### SOURCE DATA

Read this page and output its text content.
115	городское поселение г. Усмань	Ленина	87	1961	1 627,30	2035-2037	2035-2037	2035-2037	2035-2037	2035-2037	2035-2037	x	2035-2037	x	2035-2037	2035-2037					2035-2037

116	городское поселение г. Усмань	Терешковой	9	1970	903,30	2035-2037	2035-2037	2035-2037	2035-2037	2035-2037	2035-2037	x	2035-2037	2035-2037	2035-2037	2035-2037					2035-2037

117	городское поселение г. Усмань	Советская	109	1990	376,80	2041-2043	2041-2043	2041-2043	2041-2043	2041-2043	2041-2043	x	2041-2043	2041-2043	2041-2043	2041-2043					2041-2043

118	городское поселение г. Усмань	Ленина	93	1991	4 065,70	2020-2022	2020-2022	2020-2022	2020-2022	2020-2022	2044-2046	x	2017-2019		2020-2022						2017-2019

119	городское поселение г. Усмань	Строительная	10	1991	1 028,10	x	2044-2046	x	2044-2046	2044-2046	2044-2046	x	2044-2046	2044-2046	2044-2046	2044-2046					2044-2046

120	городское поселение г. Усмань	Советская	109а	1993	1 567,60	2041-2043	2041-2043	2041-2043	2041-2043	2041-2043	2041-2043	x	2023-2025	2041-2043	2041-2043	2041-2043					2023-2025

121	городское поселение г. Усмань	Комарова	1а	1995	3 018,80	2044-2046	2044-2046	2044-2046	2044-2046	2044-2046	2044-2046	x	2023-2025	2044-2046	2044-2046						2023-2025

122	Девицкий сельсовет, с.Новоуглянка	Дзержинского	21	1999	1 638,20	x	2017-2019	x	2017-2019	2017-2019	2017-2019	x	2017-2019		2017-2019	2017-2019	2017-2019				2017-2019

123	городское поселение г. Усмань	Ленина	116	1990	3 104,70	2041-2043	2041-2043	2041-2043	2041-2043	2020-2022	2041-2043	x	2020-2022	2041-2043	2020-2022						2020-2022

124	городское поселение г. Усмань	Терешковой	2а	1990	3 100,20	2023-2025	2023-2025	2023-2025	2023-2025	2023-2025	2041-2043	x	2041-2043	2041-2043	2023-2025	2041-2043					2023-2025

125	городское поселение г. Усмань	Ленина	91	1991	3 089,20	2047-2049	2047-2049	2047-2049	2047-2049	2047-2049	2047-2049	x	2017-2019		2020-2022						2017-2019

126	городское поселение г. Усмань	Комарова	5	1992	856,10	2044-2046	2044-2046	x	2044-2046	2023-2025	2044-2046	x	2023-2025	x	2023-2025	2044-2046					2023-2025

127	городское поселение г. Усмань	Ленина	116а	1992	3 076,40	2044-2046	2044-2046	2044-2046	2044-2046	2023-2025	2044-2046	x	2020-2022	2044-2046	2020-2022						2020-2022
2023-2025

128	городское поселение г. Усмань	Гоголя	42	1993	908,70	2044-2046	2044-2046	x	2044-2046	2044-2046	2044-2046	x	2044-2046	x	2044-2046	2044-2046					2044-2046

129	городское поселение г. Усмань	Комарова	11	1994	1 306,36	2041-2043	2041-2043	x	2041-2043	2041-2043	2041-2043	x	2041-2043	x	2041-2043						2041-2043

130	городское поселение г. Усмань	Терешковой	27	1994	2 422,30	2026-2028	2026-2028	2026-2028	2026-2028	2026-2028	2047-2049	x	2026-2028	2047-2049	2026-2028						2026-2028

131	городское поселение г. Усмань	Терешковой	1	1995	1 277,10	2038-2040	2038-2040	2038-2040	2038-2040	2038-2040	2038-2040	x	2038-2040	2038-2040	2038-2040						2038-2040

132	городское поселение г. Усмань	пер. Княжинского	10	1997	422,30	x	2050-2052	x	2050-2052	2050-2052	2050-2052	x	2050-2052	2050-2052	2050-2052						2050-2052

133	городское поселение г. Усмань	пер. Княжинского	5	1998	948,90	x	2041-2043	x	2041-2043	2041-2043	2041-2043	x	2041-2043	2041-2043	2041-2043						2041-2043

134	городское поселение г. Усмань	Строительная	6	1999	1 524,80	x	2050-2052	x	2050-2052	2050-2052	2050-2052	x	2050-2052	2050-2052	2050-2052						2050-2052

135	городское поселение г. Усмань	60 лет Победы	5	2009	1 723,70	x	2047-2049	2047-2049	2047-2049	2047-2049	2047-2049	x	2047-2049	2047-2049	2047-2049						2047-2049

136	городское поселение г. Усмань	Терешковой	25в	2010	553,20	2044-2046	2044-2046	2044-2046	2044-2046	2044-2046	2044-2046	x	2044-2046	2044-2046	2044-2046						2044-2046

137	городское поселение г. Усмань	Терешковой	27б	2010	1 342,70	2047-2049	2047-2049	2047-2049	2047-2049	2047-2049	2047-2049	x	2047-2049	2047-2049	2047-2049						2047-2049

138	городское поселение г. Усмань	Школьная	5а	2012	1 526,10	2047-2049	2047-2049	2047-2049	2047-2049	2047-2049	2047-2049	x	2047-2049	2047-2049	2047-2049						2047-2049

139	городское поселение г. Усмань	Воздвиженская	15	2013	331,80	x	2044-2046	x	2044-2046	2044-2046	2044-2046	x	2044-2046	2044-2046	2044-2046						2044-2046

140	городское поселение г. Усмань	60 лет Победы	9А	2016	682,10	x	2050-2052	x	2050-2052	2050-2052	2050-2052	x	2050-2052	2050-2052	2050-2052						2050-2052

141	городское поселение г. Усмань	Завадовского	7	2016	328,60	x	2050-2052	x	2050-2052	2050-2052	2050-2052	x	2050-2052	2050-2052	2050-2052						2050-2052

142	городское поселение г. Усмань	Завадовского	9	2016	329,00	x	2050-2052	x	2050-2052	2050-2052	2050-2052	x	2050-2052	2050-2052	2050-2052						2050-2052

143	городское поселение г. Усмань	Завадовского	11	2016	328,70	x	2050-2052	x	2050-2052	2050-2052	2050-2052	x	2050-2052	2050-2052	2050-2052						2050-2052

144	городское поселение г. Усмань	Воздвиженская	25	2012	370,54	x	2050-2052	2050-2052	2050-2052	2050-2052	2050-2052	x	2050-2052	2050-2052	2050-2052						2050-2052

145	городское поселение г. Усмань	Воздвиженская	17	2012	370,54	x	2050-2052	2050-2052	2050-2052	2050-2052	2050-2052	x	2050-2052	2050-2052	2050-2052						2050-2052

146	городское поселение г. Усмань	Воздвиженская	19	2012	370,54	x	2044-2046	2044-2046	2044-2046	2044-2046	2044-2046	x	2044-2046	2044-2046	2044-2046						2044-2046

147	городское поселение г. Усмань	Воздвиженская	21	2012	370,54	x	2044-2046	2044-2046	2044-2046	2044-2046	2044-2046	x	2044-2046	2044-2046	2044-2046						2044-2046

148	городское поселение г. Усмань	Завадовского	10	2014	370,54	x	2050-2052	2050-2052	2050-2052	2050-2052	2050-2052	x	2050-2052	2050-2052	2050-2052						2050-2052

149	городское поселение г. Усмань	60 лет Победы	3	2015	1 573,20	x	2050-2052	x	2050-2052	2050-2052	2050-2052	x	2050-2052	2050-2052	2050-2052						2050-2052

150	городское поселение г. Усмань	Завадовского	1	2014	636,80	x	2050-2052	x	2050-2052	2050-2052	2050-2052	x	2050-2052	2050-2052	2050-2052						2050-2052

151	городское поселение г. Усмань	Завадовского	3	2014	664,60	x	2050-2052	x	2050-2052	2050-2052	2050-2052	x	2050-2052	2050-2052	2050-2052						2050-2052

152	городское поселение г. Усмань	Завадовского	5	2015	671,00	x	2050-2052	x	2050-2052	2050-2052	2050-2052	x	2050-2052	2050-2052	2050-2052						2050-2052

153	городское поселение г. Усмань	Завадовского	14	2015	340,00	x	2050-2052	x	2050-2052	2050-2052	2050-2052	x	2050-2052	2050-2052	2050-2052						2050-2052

######

WORK REQUIRED: Recite the full listing above exactly.

EXERCISE RESULT:
Read this page and output its text content.
115	городское поселение г. Усмань	Ленина	87	1961	1 627,30	2035-2037	2035-2037	2035-2037	2035-2037	2035-2037	2035-2037	x	2035-2037	x	2035-2037	2035-2037					2035-2037

116	городское поселение г. Усмань	Терешковой	9	1970	903,30	2035-2037	2035-2037	2035-2037	2035-2037	2035-2037	2035-2037	x	2035-2037	2035-2037	2035-2037	2035-2037					2035-2037

117	городское поселение г. Усмань	Советская	109	1990	376,80	2041-2043	2041-2043	2041-2043	2041-2043	2041-2043	2041-2043	x	2041-2043	2041-2043	2041-2043	2041-2043					2041-2043

118	городское поселение г. Усмань	Ленина	93	1991	4 065,70	2020-2022	2020-2022	2020-2022	2020-2022	2020-2022	2044-2046	x	2017-2019		2020-2022						2017-2019

119	городское поселение г. Усмань	Строительная	10	1991	1 028,10	x	2044-2046	x	2044-2046	2044-2046	2044-2046	x	2044-2046	2044-2046	2044-2046	2044-2046					2044-2046

120	городское поселение г. Усмань	Советская	109а	1993	1 567,60	2041-2043	2041-2043	2041-2043	2041-2043	2041-2043	2041-2043	x	2023-2025	2041-2043	2041-2043	2041-2043					2023-2025

121	городское поселение г. Усмань	Комарова	1а	1995	3 018,80	2044-2046	2044-2046	2044-2046	2044-2046	2044-2046	2044-2046	x	2023-2025	2044-2046	2044-2046						2023-2025

122	Девицкий сельсовет, с.Новоуглянка	Дзержинского	21	1999	1 638,20	x	2017-2019	x	2017-2019	2017-2019	2017-2019	x	2017-2019		2017-2019	2017-2019	2017-2019				2017-2019

123	городское поселение г. Усмань	Ленина	116	1990	3 104,70	2041-2043	2041-2043	2041-2043	2041-2043	2020-2022	2041-2043	x	2020-2022	2041-2043	2020-2022						2020-2022

124	городское поселение г. Усмань	Терешковой	2а	1990	3 100,20	2023-2025	2023-2025	2023-2025	2023-2025	2023-2025	2041-2043	x	2041-2043	2041-2043	2023-2025	2041-2043					2023-2025

125	городское поселение г. Усмань	Ленина	91	1991	3 089,20	2047-2049	2047-2049	2047-2049	2047-2049	2047-2049	2047-2049	x	2017-2019		2020-2022						2017-2019

126	городское поселение г. Усмань	Комарова	5	1992	856,10	2044-2046	2044-2046	x	2044-2046	2023-2025	2044-2046	x	2023-2025	x	2023-2025	2044-2046					2023-2025

127	городское поселение г. Усмань	Ленина	116а	1992	3 076,40	2044-2046	2044-2046	2044-2046	2044-2046	2023-2025	2044-2046	x	2020-2022	2044-2046	2020-2022						2020-2022
2023-2025

128	городское поселение г. Усмань	Гоголя	42	1993	908,70	2044-2046	2044-2046	x	2044-2046	2044-2046	2044-2046	x	2044-2046	x	2044-2046	2044-2046					2044-2046

129	городское поселение г. Усмань	Комарова	11	1994	1 306,36	2041-2043	2041-2043	x	2041-2043	2041-2043	2041-2043	x	2041-2043	x	2041-2043						2041-2043

130	городское поселение г. Усмань	Терешковой	27	1994	2 422,30	2026-2028	2026-2028	2026-2028	2026-2028	2026-2028	2047-2049	x	2026-2028	2047-2049	2026-2028						2026-2028

131	городское поселение г. Усмань	Терешковой	1	1995	1 277,10	2038-2040	2038-2040	2038-2040	2038-2040	2038-2040	2038-2040	x	2038-2040	2038-2040	2038-2040						2038-2040

132	городское поселение г. Усмань	пер. Княжинского	10	1997	422,30	x	2050-2052	x	2050-2052	2050-2052	2050-2052	x	2050-2052	2050-2052	2050-2052						2050-2052

133	городское поселение г. Усмань	пер. Княжинского	5	1998	948,90	x	2041-2043	x	2041-2043	2041-2043	2041-2043	x	2041-2043	2041-2043	2041-2043						2041-2043

134	городское поселение г. Усмань	Строительная	6	1999	1 524,80	x	2050-2052	x	2050-2052	2050-2052	2050-2052	x	2050-2052	2050-2052	2050-2052						2050-2052

135	городское поселение г. Усмань	60 лет Победы	5	2009	1 723,70	x	2047-2049	2047-2049	2047-2049	2047-2049	2047-2049	x	2047-2049	2047-2049	2047-2049						2047-2049

136	городское поселение г. Усмань	Терешковой	25в	2010	553,20	2044-2046	2044-2046	2044-2046	2044-2046	2044-2046	2044-2046	x	2044-2046	2044-2046	2044-2046						2044-2046

137	городское поселение г. Усмань	Терешковой	27б	2010	1 342,70	2047-2049	2047-2049	2047-2049	2047-2049	2047-2049	2047-2049	x	2047-2049	2047-2049	2047-2049						2047-2049

138	городское поселение г. Усмань	Школьная	5а	2012	1 526,10	2047-2049	2047-2049	2047-2049	2047-2049	2047-2049	2047-2049	x	2047-2049	2047-2049	2047-2049						2047-2049

139	городское поселение г. Усмань	Воздвиженская	15	2013	331,80	x	2044-2046	x	2044-2046	2044-2046	2044-2046	x	2044-2046	2044-2046	2044-2046						2044-2046

140	городское поселение г. Усмань	60 лет Победы	9А	2016	682,10	x	2050-2052	x	2050-2052	2050-2052	2050-2052	x	2050-2052	2050-2052	2050-2052						2050-2052

141	городское поселение г. Усмань	Завадовского	7	2016	328,60	x	2050-2052	x	2050-2052	2050-2052	2050-2052	x	2050-2052	2050-2052	2050-2052						2050-2052

142	городское поселение г. Усмань	Завадовского	9	2016	329,00	x	2050-2052	x	2050-2052	2050-2052	2050-2052	x	2050-2052	2050-2052	2050-2052						2050-2052

143	городское поселение г. Усмань	Завадовского	11	2016	328,70	x	2050-2052	x	2050-2052	2050-2052	2050-2052	x	2050-2052	2050-2052	2050-2052						2050-2052

144	городское поселение г. Усмань	Воздвиженская	25	2012	370,54	x	2050-2052	2050-2052	2050-2052	2050-2052	2050-2052	x	2050-2052	2050-2052	2050-2052						2050-2052

145	городское поселение г. Усмань	Воздвиженская	17	2012	370,54	x	2050-2052	2050-2052	2050-2052	2050-2052	2050-2052	x	2050-2052	2050-2052	2050-2052						2050-2052

146	городское поселение г. Усмань	Воздвиженская	19	2012	370,54	x	2044-2046	2044-2046	2044-2046	2044-2046	2044-2046	x	2044-2046	2044-2046	2044-2046						2044-2046

147	городское поселение г. Усмань	Воздвиженская	21	2012	370,54	x	2044-2046	2044-2046	2044-2046	2044-2046	2044-2046	x	2044-2046	2044-2046	2044-2046						2044-2046

148	городское поселение г. Усмань	Завадовского	10	2014	370,54	x	2050-2052	2050-2052	2050-2052	2050-2052	2050-2052	x	2050-2052	2050-2052	2050-2052						2050-2052

149	городское поселение г. Усмань	60 лет Победы	3	2015	1 573,20	x	2050-2052	x	2050-2052	2050-2052	2050-2052	x	2050-2052	2050-2052	2050-2052						2050-2052

150	городское поселение г. Усмань	Завадовского	1	2014	636,80	x	2050-2052	x	2050-2052	2050-2052	2050-2052	x	2050-2052	2050-2052	2050-2052						2050-2052

151	городское поселение г. Усмань	Завадовского	3	2014	664,60	x	2050-2052	x	2050-2052	2050-2052	2050-2052	x	2050-2052	2050-2052	2050-2052						2050-2052

152	городское поселение г. Усмань	Завадовского	5	2015	671,00	x	2050-2052	x	2050-2052	2050-2052	2050-2052	x	2050-2052	2050-2052	2050-2052						2050-2052

153	городское поселение г. Усмань	Завадовского	14	2015	340,00	x	2050-2052	x	2050-2052	2050-2052	2050-2052	x	2050-2052	2050-2052	2050-2052						2050-2052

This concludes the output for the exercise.